**Short problem**
Review the lines that follow and copy each one that contains the word "культурные".

[Start Dataset]

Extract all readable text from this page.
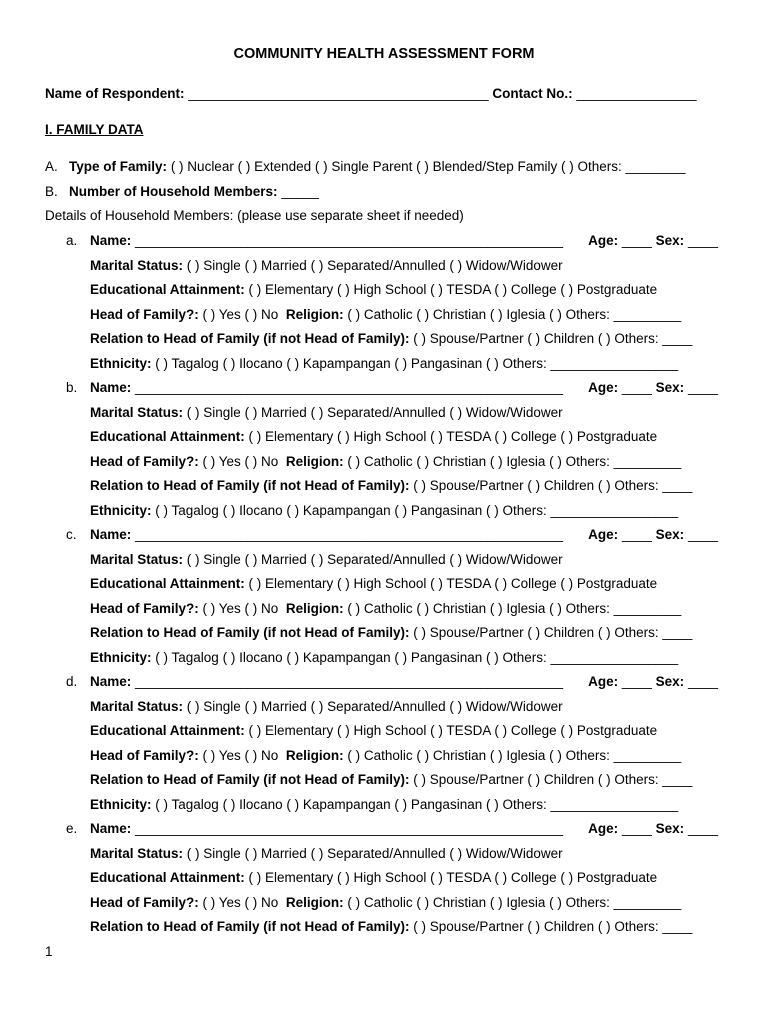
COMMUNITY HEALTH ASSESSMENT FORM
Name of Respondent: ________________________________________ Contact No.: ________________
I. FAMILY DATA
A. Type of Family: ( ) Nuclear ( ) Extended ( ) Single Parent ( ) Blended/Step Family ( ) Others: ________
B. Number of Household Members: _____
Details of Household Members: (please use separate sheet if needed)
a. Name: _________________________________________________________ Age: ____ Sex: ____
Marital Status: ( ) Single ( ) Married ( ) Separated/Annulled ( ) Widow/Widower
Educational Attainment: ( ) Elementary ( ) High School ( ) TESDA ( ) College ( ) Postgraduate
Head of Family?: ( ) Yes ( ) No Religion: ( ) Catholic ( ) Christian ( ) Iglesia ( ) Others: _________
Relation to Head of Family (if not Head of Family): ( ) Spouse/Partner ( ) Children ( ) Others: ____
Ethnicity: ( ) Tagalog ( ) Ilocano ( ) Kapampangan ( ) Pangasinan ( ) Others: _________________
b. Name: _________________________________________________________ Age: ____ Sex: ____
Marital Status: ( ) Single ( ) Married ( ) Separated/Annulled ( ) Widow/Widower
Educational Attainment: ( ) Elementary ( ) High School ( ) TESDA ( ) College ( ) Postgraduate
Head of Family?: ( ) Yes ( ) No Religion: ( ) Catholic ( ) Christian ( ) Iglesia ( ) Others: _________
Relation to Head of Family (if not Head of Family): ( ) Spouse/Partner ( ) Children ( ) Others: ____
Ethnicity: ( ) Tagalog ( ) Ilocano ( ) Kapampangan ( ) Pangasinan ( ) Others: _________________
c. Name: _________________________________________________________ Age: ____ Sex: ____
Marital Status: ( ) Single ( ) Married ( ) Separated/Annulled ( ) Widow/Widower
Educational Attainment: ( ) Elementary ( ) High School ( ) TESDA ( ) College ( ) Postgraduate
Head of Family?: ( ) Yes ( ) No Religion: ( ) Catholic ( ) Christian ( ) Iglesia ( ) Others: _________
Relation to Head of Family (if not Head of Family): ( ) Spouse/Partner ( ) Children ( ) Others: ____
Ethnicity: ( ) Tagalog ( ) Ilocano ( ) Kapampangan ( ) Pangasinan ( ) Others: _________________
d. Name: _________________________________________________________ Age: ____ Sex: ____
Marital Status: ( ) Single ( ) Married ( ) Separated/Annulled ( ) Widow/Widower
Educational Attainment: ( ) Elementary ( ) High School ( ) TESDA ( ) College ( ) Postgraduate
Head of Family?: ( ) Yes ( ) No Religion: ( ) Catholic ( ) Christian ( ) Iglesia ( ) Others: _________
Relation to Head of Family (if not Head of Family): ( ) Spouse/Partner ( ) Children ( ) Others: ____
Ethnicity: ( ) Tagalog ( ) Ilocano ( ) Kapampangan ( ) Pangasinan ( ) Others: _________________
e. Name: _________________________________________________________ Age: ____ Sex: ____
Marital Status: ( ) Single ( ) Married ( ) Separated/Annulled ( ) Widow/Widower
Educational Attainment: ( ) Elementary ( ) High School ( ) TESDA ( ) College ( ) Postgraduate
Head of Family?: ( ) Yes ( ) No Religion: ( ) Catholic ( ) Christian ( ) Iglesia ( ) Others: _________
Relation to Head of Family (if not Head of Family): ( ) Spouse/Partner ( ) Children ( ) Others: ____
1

[End Dataset]
[Start Dataset]

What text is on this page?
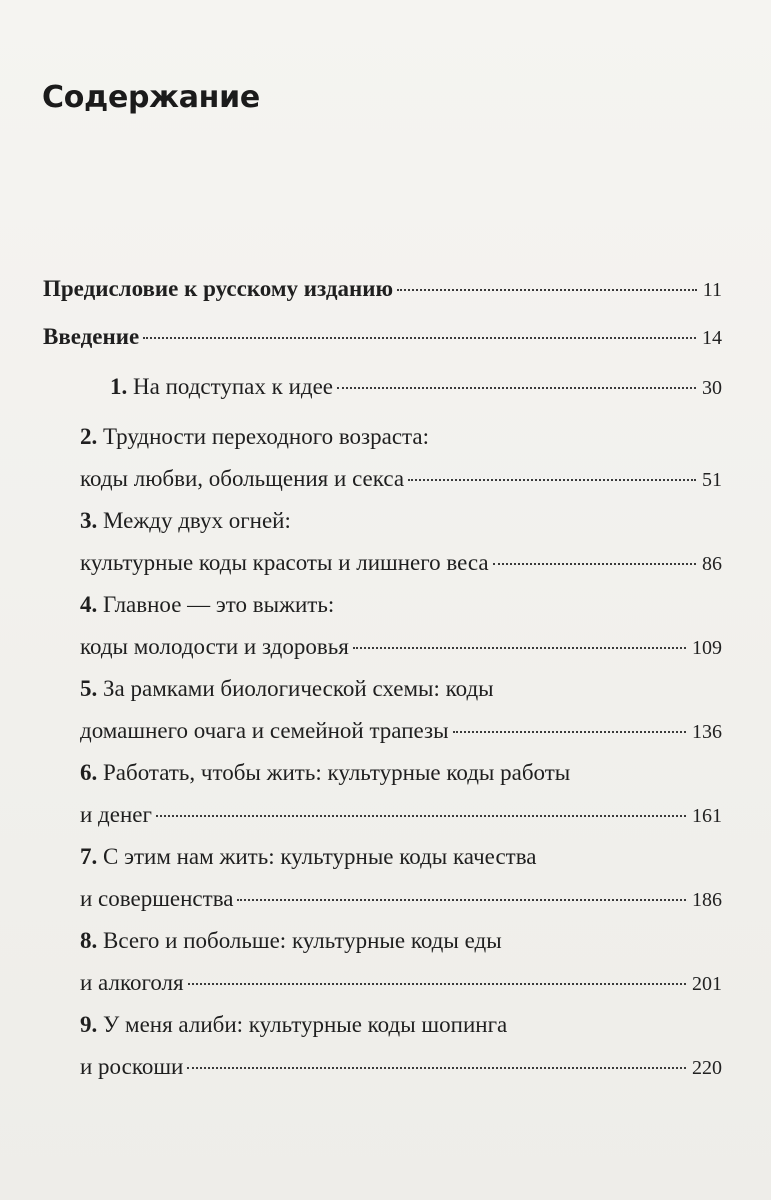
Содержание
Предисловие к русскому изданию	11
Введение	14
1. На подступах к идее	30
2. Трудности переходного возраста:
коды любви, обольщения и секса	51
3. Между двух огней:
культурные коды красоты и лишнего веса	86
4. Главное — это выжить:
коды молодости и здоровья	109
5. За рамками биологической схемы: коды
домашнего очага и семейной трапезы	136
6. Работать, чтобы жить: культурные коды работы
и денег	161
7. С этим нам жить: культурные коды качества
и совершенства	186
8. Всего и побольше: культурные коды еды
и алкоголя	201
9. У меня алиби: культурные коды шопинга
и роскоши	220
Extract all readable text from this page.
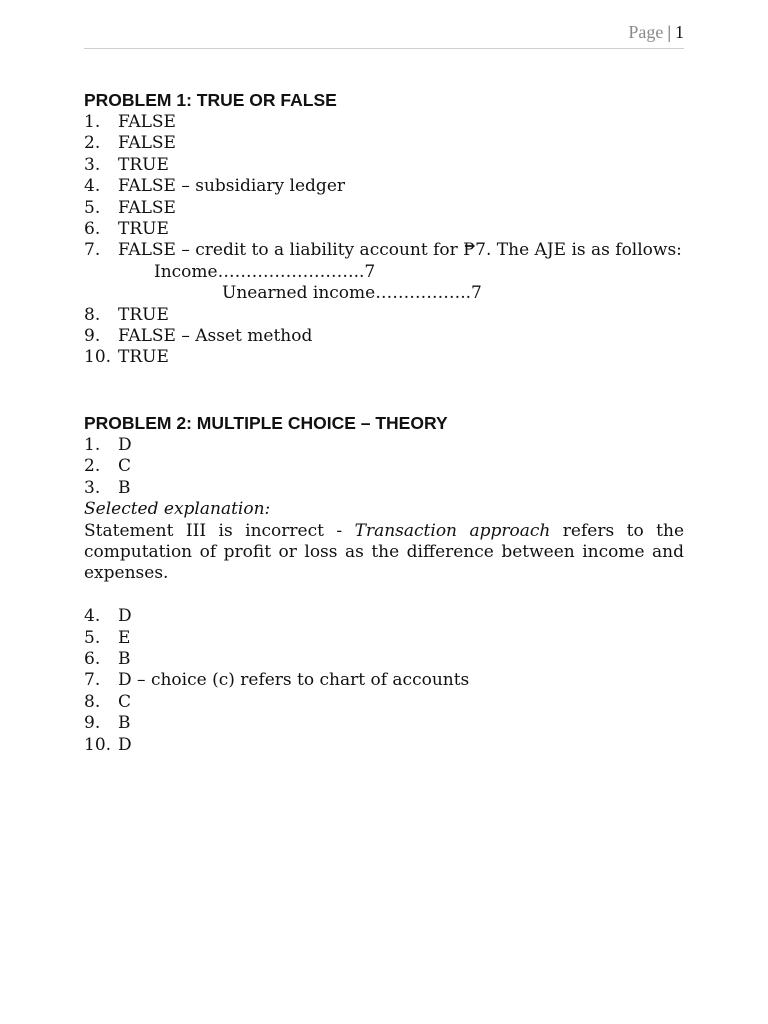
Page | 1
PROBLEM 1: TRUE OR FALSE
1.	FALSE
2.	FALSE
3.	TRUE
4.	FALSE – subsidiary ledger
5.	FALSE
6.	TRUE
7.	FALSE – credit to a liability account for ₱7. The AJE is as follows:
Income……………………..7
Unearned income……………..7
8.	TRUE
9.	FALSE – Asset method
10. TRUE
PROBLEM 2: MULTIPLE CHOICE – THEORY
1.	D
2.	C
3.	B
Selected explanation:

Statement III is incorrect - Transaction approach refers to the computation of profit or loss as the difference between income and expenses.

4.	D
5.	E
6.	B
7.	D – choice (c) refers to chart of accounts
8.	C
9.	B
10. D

[End Dataset]

**Response to this task**
культурные коды красоты и лишнего веса	86
6. Работать, чтобы жить: культурные коды работы
7. С этим нам жить: культурные коды качества
8. Всего и побольше: культурные коды еды
9. У меня алиби: культурные коды шопинга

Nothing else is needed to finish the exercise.